### Data section
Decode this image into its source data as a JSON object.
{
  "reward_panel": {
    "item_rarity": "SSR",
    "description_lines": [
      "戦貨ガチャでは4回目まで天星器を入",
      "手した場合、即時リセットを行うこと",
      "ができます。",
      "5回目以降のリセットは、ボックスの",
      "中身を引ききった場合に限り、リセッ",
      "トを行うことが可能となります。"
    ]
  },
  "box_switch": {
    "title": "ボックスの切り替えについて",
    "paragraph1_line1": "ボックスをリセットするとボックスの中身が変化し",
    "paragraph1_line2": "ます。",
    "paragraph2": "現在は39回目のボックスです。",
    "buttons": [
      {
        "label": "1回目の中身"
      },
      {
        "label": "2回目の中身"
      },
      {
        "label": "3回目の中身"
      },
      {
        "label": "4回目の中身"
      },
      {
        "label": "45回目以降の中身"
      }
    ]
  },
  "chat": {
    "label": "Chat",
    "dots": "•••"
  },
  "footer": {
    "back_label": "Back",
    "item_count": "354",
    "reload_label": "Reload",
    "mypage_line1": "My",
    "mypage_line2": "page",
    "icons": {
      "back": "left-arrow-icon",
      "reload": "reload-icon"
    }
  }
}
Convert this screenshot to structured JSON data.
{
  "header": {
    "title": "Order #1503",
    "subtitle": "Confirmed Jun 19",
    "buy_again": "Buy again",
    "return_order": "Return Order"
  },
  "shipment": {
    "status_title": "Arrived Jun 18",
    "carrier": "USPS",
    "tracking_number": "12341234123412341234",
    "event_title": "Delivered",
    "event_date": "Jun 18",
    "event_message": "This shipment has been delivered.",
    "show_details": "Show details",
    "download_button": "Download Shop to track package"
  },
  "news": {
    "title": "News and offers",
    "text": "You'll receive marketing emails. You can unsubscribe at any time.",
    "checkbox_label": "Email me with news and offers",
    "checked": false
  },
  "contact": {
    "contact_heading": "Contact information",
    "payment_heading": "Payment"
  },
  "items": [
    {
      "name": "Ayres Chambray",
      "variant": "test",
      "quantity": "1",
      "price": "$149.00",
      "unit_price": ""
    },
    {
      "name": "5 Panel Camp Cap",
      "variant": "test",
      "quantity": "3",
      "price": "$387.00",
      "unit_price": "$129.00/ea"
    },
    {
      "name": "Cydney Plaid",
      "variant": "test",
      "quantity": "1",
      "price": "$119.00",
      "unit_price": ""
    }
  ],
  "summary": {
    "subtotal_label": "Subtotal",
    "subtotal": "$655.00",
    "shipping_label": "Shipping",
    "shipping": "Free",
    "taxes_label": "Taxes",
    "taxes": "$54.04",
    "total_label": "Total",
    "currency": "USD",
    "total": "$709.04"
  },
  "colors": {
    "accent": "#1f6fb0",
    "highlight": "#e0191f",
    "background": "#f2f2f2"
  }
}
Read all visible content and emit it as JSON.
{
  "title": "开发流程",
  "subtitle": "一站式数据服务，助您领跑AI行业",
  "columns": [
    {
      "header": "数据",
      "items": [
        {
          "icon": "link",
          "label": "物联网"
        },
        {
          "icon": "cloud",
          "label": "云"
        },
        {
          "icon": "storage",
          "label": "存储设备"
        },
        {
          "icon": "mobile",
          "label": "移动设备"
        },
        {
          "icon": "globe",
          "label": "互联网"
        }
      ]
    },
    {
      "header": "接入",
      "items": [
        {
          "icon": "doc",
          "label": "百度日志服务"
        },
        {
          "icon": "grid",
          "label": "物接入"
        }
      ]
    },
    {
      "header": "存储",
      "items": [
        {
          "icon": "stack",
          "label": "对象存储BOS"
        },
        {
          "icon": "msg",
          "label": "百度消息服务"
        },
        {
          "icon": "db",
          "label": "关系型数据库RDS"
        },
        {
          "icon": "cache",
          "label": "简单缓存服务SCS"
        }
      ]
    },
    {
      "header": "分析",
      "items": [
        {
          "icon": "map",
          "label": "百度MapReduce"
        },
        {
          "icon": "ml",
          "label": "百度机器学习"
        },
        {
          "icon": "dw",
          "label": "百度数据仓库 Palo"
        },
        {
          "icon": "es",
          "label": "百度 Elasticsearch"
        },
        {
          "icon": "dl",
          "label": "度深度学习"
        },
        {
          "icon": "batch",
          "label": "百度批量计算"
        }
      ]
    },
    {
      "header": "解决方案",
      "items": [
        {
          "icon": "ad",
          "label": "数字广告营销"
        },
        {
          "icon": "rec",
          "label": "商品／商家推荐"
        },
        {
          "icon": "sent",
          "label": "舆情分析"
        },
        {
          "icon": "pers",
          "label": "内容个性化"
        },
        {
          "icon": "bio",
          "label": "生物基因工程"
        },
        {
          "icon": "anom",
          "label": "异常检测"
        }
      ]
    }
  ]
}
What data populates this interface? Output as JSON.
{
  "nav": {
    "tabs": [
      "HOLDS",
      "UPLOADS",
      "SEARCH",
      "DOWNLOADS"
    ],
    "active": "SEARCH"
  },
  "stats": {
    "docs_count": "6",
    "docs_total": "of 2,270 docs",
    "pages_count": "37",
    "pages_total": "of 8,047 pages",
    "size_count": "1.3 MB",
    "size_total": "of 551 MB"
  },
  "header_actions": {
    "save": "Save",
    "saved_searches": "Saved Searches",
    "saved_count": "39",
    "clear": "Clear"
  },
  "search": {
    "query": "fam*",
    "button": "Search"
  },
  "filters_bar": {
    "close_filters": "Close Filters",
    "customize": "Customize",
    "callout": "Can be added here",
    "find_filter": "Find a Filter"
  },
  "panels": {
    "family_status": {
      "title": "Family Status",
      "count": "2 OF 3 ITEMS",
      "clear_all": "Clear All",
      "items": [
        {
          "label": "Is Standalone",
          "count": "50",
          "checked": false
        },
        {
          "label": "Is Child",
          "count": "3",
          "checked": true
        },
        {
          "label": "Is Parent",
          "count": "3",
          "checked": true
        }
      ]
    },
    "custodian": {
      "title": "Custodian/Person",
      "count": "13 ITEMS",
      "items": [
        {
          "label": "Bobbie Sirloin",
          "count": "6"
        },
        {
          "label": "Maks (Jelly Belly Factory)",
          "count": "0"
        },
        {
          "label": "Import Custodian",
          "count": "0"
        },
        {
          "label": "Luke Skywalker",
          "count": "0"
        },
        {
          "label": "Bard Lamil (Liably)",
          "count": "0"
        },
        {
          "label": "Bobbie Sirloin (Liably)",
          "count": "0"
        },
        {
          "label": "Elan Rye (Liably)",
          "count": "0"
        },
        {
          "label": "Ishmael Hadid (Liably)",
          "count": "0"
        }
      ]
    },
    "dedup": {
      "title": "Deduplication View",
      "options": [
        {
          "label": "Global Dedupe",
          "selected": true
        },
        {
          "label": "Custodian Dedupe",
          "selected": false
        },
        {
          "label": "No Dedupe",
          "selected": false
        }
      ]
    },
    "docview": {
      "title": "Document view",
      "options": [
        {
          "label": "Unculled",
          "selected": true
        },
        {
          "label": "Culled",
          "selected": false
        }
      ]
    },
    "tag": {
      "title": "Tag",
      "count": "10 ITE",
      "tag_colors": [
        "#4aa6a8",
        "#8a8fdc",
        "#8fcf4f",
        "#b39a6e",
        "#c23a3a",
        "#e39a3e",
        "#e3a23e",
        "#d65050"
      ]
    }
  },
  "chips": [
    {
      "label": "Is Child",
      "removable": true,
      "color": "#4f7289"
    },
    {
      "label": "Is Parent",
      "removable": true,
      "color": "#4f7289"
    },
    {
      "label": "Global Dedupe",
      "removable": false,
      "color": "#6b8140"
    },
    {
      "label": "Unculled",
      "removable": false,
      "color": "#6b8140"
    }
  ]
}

### Given exercise
Take the material above and return all of it exactly.

### Exercise result
Decode this image into its source data as a JSON object.
{
  "reward_panel": {
    "item_rarity": "SSR",
    "description_lines": [
      "戦貨ガチャでは4回目まで天星器を入",
      "手した場合、即時リセットを行うこと",
      "ができます。",
      "5回目以降のリセットは、ボックスの",
      "中身を引ききった場合に限り、リセッ",
      "トを行うことが可能となります。"
    ]
  },
  "box_switch": {
    "title": "ボックスの切り替えについて",
    "paragraph1_line1": "ボックスをリセットするとボックスの中身が変化し",
    "paragraph1_line2": "ます。",
    "paragraph2": "現在は39回目のボックスです。",
    "buttons": [
      {
        "label": "1回目の中身"
      },
      {
        "label": "2回目の中身"
      },
      {
        "label": "3回目の中身"
      },
      {
        "label": "4回目の中身"
      },
      {
        "label": "45回目以降の中身"
      }
    ]
  },
  "chat": {
    "label": "Chat",
    "dots": "•••"
  },
  "footer": {
    "back_label": "Back",
    "item_count": "354",
    "reload_label": "Reload",
    "mypage_line1": "My",
    "mypage_line2": "page",
    "icons": {
      "back": "left-arrow-icon",
      "reload": "reload-icon"
    }
  }
}
Convert this screenshot to structured JSON data.
{
  "header": {
    "title": "Order #1503",
    "subtitle": "Confirmed Jun 19",
    "buy_again": "Buy again",
    "return_order": "Return Order"
  },
  "shipment": {
    "status_title": "Arrived Jun 18",
    "carrier": "USPS",
    "tracking_number": "12341234123412341234",
    "event_title": "Delivered",
    "event_date": "Jun 18",
    "event_message": "This shipment has been delivered.",
    "show_details": "Show details",
    "download_button": "Download Shop to track package"
  },
  "news": {
    "title": "News and offers",
    "text": "You'll receive marketing emails. You can unsubscribe at any time.",
    "checkbox_label": "Email me with news and offers",
    "checked": false
  },
  "contact": {
    "contact_heading": "Contact information",
    "payment_heading": "Payment"
  },
  "items": [
    {
      "name": "Ayres Chambray",
      "variant": "test",
      "quantity": "1",
      "price": "$149.00",
      "unit_price": ""
    },
    {
      "name": "5 Panel Camp Cap",
      "variant": "test",
      "quantity": "3",
      "price": "$387.00",
      "unit_price": "$129.00/ea"
    },
    {
      "name": "Cydney Plaid",
      "variant": "test",
      "quantity": "1",
      "price": "$119.00",
      "unit_price": ""
    }
  ],
  "summary": {
    "subtotal_label": "Subtotal",
    "subtotal": "$655.00",
    "shipping_label": "Shipping",
    "shipping": "Free",
    "taxes_label": "Taxes",
    "taxes": "$54.04",
    "total_label": "Total",
    "currency": "USD",
    "total": "$709.04"
  },
  "colors": {
    "accent": "#1f6fb0",
    "highlight": "#e0191f",
    "background": "#f2f2f2"
  }
}
Read all visible content and emit it as JSON.
{
  "title": "开发流程",
  "subtitle": "一站式数据服务，助您领跑AI行业",
  "columns": [
    {
      "header": "数据",
      "items": [
        {
          "icon": "link",
          "label": "物联网"
        },
        {
          "icon": "cloud",
          "label": "云"
        },
        {
          "icon": "storage",
          "label": "存储设备"
        },
        {
          "icon": "mobile",
          "label": "移动设备"
        },
        {
          "icon": "globe",
          "label": "互联网"
        }
      ]
    },
    {
      "header": "接入",
      "items": [
        {
          "icon": "doc",
          "label": "百度日志服务"
        },
        {
          "icon": "grid",
          "label": "物接入"
        }
      ]
    },
    {
      "header": "存储",
      "items": [
        {
          "icon": "stack",
          "label": "对象存储BOS"
        },
        {
          "icon": "msg",
          "label": "百度消息服务"
        },
        {
          "icon": "db",
          "label": "关系型数据库RDS"
        },
        {
          "icon": "cache",
          "label": "简单缓存服务SCS"
        }
      ]
    },
    {
      "header": "分析",
      "items": [
        {
          "icon": "map",
          "label": "百度MapReduce"
        },
        {
          "icon": "ml",
          "label": "百度机器学习"
        },
        {
          "icon": "dw",
          "label": "百度数据仓库 Palo"
        },
        {
          "icon": "es",
          "label": "百度 Elasticsearch"
        },
        {
          "icon": "dl",
          "label": "度深度学习"
        },
        {
          "icon": "batch",
          "label": "百度批量计算"
        }
      ]
    },
    {
      "header": "解决方案",
      "items": [
        {
          "icon": "ad",
          "label": "数字广告营销"
        },
        {
          "icon": "rec",
          "label": "商品／商家推荐"
        },
        {
          "icon": "sent",
          "label": "舆情分析"
        },
        {
          "icon": "pers",
          "label": "内容个性化"
        },
        {
          "icon": "bio",
          "label": "生物基因工程"
        },
        {
          "icon": "anom",
          "label": "异常检测"
        }
      ]
    }
  ]
}
What data populates this interface? Output as JSON.
{
  "nav": {
    "tabs": [
      "HOLDS",
      "UPLOADS",
      "SEARCH",
      "DOWNLOADS"
    ],
    "active": "SEARCH"
  },
  "stats": {
    "docs_count": "6",
    "docs_total": "of 2,270 docs",
    "pages_count": "37",
    "pages_total": "of 8,047 pages",
    "size_count": "1.3 MB",
    "size_total": "of 551 MB"
  },
  "header_actions": {
    "save": "Save",
    "saved_searches": "Saved Searches",
    "saved_count": "39",
    "clear": "Clear"
  },
  "search": {
    "query": "fam*",
    "button": "Search"
  },
  "filters_bar": {
    "close_filters": "Close Filters",
    "customize": "Customize",
    "callout": "Can be added here",
    "find_filter": "Find a Filter"
  },
  "panels": {
    "family_status": {
      "title": "Family Status",
      "count": "2 OF 3 ITEMS",
      "clear_all": "Clear All",
      "items": [
        {
          "label": "Is Standalone",
          "count": "50",
          "checked": false
        },
        {
          "label": "Is Child",
          "count": "3",
          "checked": true
        },
        {
          "label": "Is Parent",
          "count": "3",
          "checked": true
        }
      ]
    },
    "custodian": {
      "title": "Custodian/Person",
      "count": "13 ITEMS",
      "items": [
        {
          "label": "Bobbie Sirloin",
          "count": "6"
        },
        {
          "label": "Maks (Jelly Belly Factory)",
          "count": "0"
        },
        {
          "label": "Import Custodian",
          "count": "0"
        },
        {
          "label": "Luke Skywalker",
          "count": "0"
        },
        {
          "label": "Bard Lamil (Liably)",
          "count": "0"
        },
        {
          "label": "Bobbie Sirloin (Liably)",
          "count": "0"
        },
        {
          "label": "Elan Rye (Liably)",
          "count": "0"
        },
        {
          "label": "Ishmael Hadid (Liably)",
          "count": "0"
        }
      ]
    },
    "dedup": {
      "title": "Deduplication View",
      "options": [
        {
          "label": "Global Dedupe",
          "selected": true
        },
        {
          "label": "Custodian Dedupe",
          "selected": false
        },
        {
          "label": "No Dedupe",
          "selected": false
        }
      ]
    },
    "docview": {
      "title": "Document view",
      "options": [
        {
          "label": "Unculled",
          "selected": true
        },
        {
          "label": "Culled",
          "selected": false
        }
      ]
    },
    "tag": {
      "title": "Tag",
      "count": "10 ITE",
      "tag_colors": [
        "#4aa6a8",
        "#8a8fdc",
        "#8fcf4f",
        "#b39a6e",
        "#c23a3a",
        "#e39a3e",
        "#e3a23e",
        "#d65050"
      ]
    }
  },
  "chips": [
    {
      "label": "Is Child",
      "removable": true,
      "color": "#4f7289"
    },
    {
      "label": "Is Parent",
      "removable": true,
      "color": "#4f7289"
    },
    {
      "label": "Global Dedupe",
      "removable": false,
      "color": "#6b8140"
    },
    {
      "label": "Unculled",
      "removable": false,
      "color": "#6b8140"
    }
  ]
}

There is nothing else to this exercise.